◆ Written task ◆
Answer with nothing but a number: how many lines include the word "color"?

◆ Material provided ◆
········

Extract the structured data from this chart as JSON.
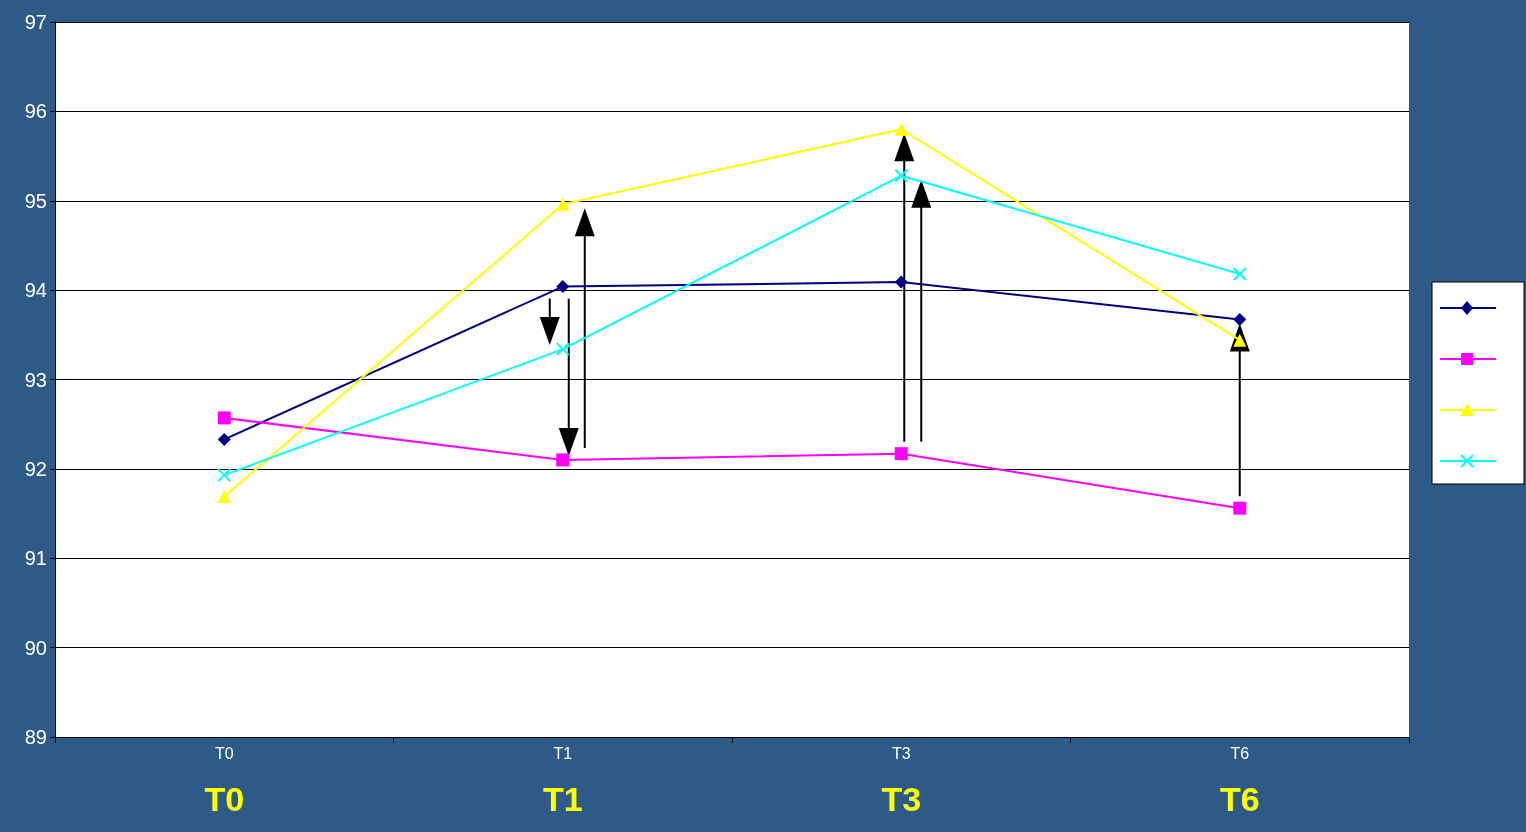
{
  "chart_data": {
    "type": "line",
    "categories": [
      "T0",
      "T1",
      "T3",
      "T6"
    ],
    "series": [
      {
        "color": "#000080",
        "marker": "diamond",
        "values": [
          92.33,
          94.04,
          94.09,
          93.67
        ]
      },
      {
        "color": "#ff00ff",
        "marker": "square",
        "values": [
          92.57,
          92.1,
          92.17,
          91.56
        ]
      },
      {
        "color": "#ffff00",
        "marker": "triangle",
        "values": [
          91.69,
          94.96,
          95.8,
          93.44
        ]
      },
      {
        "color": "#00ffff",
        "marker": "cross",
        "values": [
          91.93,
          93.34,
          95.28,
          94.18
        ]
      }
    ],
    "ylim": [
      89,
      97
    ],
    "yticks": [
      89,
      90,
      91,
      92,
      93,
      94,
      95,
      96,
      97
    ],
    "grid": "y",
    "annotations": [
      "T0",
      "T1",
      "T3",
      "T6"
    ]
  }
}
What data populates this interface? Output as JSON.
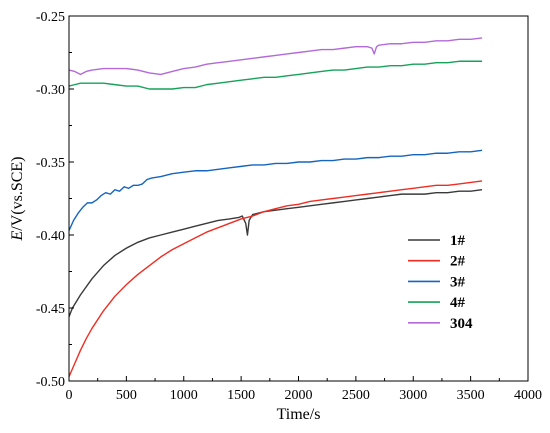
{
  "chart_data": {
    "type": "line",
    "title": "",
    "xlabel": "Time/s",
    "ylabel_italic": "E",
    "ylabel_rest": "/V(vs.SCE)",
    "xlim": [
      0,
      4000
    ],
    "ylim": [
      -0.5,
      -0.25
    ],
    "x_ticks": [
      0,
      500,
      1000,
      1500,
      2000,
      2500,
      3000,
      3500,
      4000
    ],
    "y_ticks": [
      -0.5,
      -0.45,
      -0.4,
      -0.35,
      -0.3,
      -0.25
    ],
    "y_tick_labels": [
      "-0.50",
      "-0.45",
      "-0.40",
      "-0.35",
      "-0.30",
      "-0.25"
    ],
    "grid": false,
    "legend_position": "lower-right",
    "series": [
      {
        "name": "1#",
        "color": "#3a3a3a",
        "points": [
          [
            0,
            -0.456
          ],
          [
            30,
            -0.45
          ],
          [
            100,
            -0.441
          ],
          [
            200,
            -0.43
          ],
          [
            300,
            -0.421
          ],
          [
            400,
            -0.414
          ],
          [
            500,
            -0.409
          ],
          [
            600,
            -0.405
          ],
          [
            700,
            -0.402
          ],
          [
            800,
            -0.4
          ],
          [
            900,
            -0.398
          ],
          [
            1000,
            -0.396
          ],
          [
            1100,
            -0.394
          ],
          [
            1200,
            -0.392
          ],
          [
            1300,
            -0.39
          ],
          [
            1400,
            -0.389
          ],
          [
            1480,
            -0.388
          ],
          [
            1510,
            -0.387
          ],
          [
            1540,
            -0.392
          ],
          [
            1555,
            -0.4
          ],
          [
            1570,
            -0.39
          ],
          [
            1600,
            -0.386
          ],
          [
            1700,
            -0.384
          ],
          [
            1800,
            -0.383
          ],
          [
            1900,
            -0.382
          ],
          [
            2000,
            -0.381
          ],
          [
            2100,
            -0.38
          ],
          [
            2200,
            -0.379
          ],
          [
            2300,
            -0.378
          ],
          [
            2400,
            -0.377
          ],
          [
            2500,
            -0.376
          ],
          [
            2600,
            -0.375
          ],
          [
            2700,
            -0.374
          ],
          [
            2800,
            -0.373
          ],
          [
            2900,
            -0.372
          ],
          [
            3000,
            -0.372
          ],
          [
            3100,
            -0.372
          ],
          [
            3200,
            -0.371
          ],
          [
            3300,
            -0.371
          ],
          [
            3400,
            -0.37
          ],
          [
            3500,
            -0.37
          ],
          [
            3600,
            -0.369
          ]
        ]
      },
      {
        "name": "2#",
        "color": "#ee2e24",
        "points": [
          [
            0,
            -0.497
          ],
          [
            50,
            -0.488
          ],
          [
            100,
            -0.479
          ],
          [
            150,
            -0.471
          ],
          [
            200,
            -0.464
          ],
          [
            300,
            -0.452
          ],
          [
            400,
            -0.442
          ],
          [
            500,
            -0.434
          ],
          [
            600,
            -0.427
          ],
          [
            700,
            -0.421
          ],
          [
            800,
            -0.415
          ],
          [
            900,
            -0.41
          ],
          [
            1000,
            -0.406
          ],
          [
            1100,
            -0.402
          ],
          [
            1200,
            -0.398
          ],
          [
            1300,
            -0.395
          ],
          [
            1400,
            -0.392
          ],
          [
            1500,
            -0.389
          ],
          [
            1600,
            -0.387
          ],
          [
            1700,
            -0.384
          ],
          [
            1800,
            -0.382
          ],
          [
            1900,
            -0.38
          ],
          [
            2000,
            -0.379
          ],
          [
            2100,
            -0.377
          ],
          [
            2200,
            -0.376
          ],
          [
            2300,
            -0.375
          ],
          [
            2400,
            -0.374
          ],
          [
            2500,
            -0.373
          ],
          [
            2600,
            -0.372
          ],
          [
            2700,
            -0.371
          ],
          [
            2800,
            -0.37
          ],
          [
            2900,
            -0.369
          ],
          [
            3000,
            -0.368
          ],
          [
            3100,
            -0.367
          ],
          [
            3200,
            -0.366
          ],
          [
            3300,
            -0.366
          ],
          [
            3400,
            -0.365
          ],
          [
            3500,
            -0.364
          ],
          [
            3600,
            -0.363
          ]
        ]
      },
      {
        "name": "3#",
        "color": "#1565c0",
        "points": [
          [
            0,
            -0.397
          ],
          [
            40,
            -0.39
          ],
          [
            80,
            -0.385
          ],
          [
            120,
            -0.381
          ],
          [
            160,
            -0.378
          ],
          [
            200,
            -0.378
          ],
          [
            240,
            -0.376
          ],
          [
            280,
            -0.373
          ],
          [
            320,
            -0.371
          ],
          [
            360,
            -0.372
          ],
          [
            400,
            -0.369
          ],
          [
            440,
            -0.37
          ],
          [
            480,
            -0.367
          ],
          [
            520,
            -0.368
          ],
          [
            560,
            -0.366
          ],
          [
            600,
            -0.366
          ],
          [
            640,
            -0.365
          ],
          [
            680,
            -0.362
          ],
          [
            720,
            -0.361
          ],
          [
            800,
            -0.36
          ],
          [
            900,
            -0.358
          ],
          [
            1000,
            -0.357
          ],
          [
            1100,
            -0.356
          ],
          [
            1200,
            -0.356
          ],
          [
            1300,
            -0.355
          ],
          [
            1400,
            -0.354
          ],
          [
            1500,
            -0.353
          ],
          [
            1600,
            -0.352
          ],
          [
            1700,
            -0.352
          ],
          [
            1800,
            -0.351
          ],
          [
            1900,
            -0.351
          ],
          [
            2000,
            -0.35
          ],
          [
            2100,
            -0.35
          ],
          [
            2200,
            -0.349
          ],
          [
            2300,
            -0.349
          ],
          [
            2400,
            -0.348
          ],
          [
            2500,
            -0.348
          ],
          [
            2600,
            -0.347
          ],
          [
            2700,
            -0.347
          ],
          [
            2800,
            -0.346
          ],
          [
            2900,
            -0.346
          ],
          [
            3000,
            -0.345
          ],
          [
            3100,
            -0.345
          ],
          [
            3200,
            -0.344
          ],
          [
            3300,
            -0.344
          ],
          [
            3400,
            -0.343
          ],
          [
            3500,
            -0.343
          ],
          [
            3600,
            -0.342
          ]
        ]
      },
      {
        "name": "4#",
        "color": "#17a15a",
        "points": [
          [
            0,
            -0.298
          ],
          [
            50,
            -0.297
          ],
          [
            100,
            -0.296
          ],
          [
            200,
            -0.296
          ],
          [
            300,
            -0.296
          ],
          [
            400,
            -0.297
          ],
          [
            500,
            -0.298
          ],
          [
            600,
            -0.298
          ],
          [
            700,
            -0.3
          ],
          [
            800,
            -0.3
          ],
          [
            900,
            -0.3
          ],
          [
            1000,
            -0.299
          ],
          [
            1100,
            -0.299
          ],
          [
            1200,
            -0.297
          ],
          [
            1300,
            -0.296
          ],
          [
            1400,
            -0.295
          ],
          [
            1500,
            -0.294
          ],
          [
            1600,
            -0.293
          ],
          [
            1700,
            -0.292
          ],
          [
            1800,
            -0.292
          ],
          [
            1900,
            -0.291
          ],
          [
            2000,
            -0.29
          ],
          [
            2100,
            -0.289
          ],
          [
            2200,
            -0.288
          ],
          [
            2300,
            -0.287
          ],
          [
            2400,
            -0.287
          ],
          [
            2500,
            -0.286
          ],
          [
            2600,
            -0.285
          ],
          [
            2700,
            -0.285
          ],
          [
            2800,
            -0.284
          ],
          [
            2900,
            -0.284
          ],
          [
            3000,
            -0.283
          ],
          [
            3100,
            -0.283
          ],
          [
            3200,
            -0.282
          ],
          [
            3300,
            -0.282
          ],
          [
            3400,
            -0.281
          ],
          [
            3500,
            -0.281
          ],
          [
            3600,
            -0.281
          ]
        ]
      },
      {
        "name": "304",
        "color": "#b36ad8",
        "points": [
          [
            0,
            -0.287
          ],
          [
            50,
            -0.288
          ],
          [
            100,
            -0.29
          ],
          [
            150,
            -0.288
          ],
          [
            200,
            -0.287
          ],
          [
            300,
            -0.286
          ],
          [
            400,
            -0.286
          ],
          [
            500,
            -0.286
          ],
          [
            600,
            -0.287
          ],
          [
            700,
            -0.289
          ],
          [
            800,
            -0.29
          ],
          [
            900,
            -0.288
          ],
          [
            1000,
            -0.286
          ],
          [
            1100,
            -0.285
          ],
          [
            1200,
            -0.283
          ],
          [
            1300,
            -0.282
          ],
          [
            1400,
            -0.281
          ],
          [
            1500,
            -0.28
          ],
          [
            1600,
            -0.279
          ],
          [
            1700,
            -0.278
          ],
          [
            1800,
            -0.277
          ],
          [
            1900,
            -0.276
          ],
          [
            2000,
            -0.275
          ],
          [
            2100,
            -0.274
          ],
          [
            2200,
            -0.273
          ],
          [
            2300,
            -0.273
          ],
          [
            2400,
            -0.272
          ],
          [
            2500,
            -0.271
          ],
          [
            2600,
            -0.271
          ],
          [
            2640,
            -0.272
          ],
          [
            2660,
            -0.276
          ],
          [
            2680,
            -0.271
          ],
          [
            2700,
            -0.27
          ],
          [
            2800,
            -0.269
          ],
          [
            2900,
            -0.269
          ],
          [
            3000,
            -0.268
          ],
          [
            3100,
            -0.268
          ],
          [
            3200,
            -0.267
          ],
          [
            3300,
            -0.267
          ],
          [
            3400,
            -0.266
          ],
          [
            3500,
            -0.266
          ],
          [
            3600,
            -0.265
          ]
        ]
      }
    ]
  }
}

········

◆ Output ◆
9